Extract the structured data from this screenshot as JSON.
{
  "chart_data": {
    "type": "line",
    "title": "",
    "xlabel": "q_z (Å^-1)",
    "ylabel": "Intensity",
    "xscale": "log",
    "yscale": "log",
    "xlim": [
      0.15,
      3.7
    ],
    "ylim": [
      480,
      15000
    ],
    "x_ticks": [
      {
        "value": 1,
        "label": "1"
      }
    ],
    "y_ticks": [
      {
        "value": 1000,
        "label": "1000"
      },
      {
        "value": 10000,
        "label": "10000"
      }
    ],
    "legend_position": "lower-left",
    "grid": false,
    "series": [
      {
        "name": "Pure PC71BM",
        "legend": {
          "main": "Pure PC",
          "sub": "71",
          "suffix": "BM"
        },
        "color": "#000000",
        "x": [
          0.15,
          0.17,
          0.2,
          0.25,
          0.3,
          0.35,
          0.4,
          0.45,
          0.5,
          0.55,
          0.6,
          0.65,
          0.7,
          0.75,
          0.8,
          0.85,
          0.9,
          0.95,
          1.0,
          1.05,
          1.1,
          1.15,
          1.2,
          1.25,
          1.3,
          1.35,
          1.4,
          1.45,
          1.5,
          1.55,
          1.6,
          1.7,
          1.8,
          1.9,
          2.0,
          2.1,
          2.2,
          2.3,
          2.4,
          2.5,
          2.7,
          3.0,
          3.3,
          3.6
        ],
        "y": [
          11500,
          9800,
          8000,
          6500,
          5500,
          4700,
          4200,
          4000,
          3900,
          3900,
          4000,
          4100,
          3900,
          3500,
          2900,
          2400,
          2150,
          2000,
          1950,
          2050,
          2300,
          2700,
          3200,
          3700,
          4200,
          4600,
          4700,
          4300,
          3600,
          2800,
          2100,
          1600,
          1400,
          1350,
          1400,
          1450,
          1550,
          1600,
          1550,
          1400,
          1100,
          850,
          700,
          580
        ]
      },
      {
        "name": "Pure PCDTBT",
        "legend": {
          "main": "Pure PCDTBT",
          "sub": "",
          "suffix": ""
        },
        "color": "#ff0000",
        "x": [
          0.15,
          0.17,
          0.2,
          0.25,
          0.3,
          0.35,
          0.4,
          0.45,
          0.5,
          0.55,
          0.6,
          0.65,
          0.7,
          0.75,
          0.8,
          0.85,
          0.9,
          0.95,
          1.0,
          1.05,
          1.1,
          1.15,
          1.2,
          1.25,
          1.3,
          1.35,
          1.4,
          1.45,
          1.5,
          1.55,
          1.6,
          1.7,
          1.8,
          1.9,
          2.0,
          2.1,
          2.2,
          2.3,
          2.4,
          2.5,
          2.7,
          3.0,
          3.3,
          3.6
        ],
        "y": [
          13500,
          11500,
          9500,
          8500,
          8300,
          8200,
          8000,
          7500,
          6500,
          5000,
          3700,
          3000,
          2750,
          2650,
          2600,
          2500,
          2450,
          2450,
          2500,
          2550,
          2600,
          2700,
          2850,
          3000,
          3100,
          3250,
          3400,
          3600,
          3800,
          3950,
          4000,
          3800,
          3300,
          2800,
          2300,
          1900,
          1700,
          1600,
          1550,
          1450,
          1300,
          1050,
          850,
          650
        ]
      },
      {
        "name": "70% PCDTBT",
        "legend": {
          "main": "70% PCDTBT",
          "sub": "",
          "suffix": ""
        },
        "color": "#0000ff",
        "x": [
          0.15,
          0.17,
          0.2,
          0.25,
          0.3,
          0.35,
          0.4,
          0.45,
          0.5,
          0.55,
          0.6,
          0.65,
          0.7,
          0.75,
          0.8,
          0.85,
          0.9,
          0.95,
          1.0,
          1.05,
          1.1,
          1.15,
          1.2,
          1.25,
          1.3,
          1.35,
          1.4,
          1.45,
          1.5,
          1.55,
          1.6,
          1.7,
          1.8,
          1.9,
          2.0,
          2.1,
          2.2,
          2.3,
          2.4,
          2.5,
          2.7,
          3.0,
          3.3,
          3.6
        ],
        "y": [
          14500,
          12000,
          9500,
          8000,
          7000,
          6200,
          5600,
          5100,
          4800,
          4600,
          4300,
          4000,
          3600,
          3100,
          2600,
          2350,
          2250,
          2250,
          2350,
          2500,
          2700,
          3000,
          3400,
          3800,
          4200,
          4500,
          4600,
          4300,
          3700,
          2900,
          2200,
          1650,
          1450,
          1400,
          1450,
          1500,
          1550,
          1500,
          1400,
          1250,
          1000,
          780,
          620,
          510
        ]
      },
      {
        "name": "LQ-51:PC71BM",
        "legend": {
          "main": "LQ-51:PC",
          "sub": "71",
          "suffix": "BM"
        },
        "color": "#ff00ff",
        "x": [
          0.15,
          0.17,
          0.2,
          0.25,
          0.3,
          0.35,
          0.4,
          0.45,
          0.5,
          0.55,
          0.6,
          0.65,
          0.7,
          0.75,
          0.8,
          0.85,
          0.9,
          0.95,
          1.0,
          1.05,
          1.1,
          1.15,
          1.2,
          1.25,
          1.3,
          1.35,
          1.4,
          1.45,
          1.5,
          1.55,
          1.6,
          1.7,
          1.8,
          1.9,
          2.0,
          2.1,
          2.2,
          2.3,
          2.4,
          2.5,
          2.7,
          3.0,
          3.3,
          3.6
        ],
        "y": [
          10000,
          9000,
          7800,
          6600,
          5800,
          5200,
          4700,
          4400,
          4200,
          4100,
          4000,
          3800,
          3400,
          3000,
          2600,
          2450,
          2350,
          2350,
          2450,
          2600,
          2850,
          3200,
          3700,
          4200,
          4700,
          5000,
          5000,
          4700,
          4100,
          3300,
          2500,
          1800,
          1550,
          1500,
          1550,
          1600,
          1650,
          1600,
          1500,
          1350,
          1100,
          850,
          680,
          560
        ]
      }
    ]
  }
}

|---|

> **Request**
Go through the listing above and restate it word for word.

> **The output**
Extract the structured data from this screenshot as JSON.
{
  "chart_data": {
    "type": "line",
    "title": "",
    "xlabel": "q_z (Å^-1)",
    "ylabel": "Intensity",
    "xscale": "log",
    "yscale": "log",
    "xlim": [
      0.15,
      3.7
    ],
    "ylim": [
      480,
      15000
    ],
    "x_ticks": [
      {
        "value": 1,
        "label": "1"
      }
    ],
    "y_ticks": [
      {
        "value": 1000,
        "label": "1000"
      },
      {
        "value": 10000,
        "label": "10000"
      }
    ],
    "legend_position": "lower-left",
    "grid": false,
    "series": [
      {
        "name": "Pure PC71BM",
        "legend": {
          "main": "Pure PC",
          "sub": "71",
          "suffix": "BM"
        },
        "color": "#000000",
        "x": [
          0.15,
          0.17,
          0.2,
          0.25,
          0.3,
          0.35,
          0.4,
          0.45,
          0.5,
          0.55,
          0.6,
          0.65,
          0.7,
          0.75,
          0.8,
          0.85,
          0.9,
          0.95,
          1.0,
          1.05,
          1.1,
          1.15,
          1.2,
          1.25,
          1.3,
          1.35,
          1.4,
          1.45,
          1.5,
          1.55,
          1.6,
          1.7,
          1.8,
          1.9,
          2.0,
          2.1,
          2.2,
          2.3,
          2.4,
          2.5,
          2.7,
          3.0,
          3.3,
          3.6
        ],
        "y": [
          11500,
          9800,
          8000,
          6500,
          5500,
          4700,
          4200,
          4000,
          3900,
          3900,
          4000,
          4100,
          3900,
          3500,
          2900,
          2400,
          2150,
          2000,
          1950,
          2050,
          2300,
          2700,
          3200,
          3700,
          4200,
          4600,
          4700,
          4300,
          3600,
          2800,
          2100,
          1600,
          1400,
          1350,
          1400,
          1450,
          1550,
          1600,
          1550,
          1400,
          1100,
          850,
          700,
          580
        ]
      },
      {
        "name": "Pure PCDTBT",
        "legend": {
          "main": "Pure PCDTBT",
          "sub": "",
          "suffix": ""
        },
        "color": "#ff0000",
        "x": [
          0.15,
          0.17,
          0.2,
          0.25,
          0.3,
          0.35,
          0.4,
          0.45,
          0.5,
          0.55,
          0.6,
          0.65,
          0.7,
          0.75,
          0.8,
          0.85,
          0.9,
          0.95,
          1.0,
          1.05,
          1.1,
          1.15,
          1.2,
          1.25,
          1.3,
          1.35,
          1.4,
          1.45,
          1.5,
          1.55,
          1.6,
          1.7,
          1.8,
          1.9,
          2.0,
          2.1,
          2.2,
          2.3,
          2.4,
          2.5,
          2.7,
          3.0,
          3.3,
          3.6
        ],
        "y": [
          13500,
          11500,
          9500,
          8500,
          8300,
          8200,
          8000,
          7500,
          6500,
          5000,
          3700,
          3000,
          2750,
          2650,
          2600,
          2500,
          2450,
          2450,
          2500,
          2550,
          2600,
          2700,
          2850,
          3000,
          3100,
          3250,
          3400,
          3600,
          3800,
          3950,
          4000,
          3800,
          3300,
          2800,
          2300,
          1900,
          1700,
          1600,
          1550,
          1450,
          1300,
          1050,
          850,
          650
        ]
      },
      {
        "name": "70% PCDTBT",
        "legend": {
          "main": "70% PCDTBT",
          "sub": "",
          "suffix": ""
        },
        "color": "#0000ff",
        "x": [
          0.15,
          0.17,
          0.2,
          0.25,
          0.3,
          0.35,
          0.4,
          0.45,
          0.5,
          0.55,
          0.6,
          0.65,
          0.7,
          0.75,
          0.8,
          0.85,
          0.9,
          0.95,
          1.0,
          1.05,
          1.1,
          1.15,
          1.2,
          1.25,
          1.3,
          1.35,
          1.4,
          1.45,
          1.5,
          1.55,
          1.6,
          1.7,
          1.8,
          1.9,
          2.0,
          2.1,
          2.2,
          2.3,
          2.4,
          2.5,
          2.7,
          3.0,
          3.3,
          3.6
        ],
        "y": [
          14500,
          12000,
          9500,
          8000,
          7000,
          6200,
          5600,
          5100,
          4800,
          4600,
          4300,
          4000,
          3600,
          3100,
          2600,
          2350,
          2250,
          2250,
          2350,
          2500,
          2700,
          3000,
          3400,
          3800,
          4200,
          4500,
          4600,
          4300,
          3700,
          2900,
          2200,
          1650,
          1450,
          1400,
          1450,
          1500,
          1550,
          1500,
          1400,
          1250,
          1000,
          780,
          620,
          510
        ]
      },
      {
        "name": "LQ-51:PC71BM",
        "legend": {
          "main": "LQ-51:PC",
          "sub": "71",
          "suffix": "BM"
        },
        "color": "#ff00ff",
        "x": [
          0.15,
          0.17,
          0.2,
          0.25,
          0.3,
          0.35,
          0.4,
          0.45,
          0.5,
          0.55,
          0.6,
          0.65,
          0.7,
          0.75,
          0.8,
          0.85,
          0.9,
          0.95,
          1.0,
          1.05,
          1.1,
          1.15,
          1.2,
          1.25,
          1.3,
          1.35,
          1.4,
          1.45,
          1.5,
          1.55,
          1.6,
          1.7,
          1.8,
          1.9,
          2.0,
          2.1,
          2.2,
          2.3,
          2.4,
          2.5,
          2.7,
          3.0,
          3.3,
          3.6
        ],
        "y": [
          10000,
          9000,
          7800,
          6600,
          5800,
          5200,
          4700,
          4400,
          4200,
          4100,
          4000,
          3800,
          3400,
          3000,
          2600,
          2450,
          2350,
          2350,
          2450,
          2600,
          2850,
          3200,
          3700,
          4200,
          4700,
          5000,
          5000,
          4700,
          4100,
          3300,
          2500,
          1800,
          1550,
          1500,
          1550,
          1600,
          1650,
          1600,
          1500,
          1350,
          1100,
          850,
          680,
          560
        ]
      }
    ]
  }
}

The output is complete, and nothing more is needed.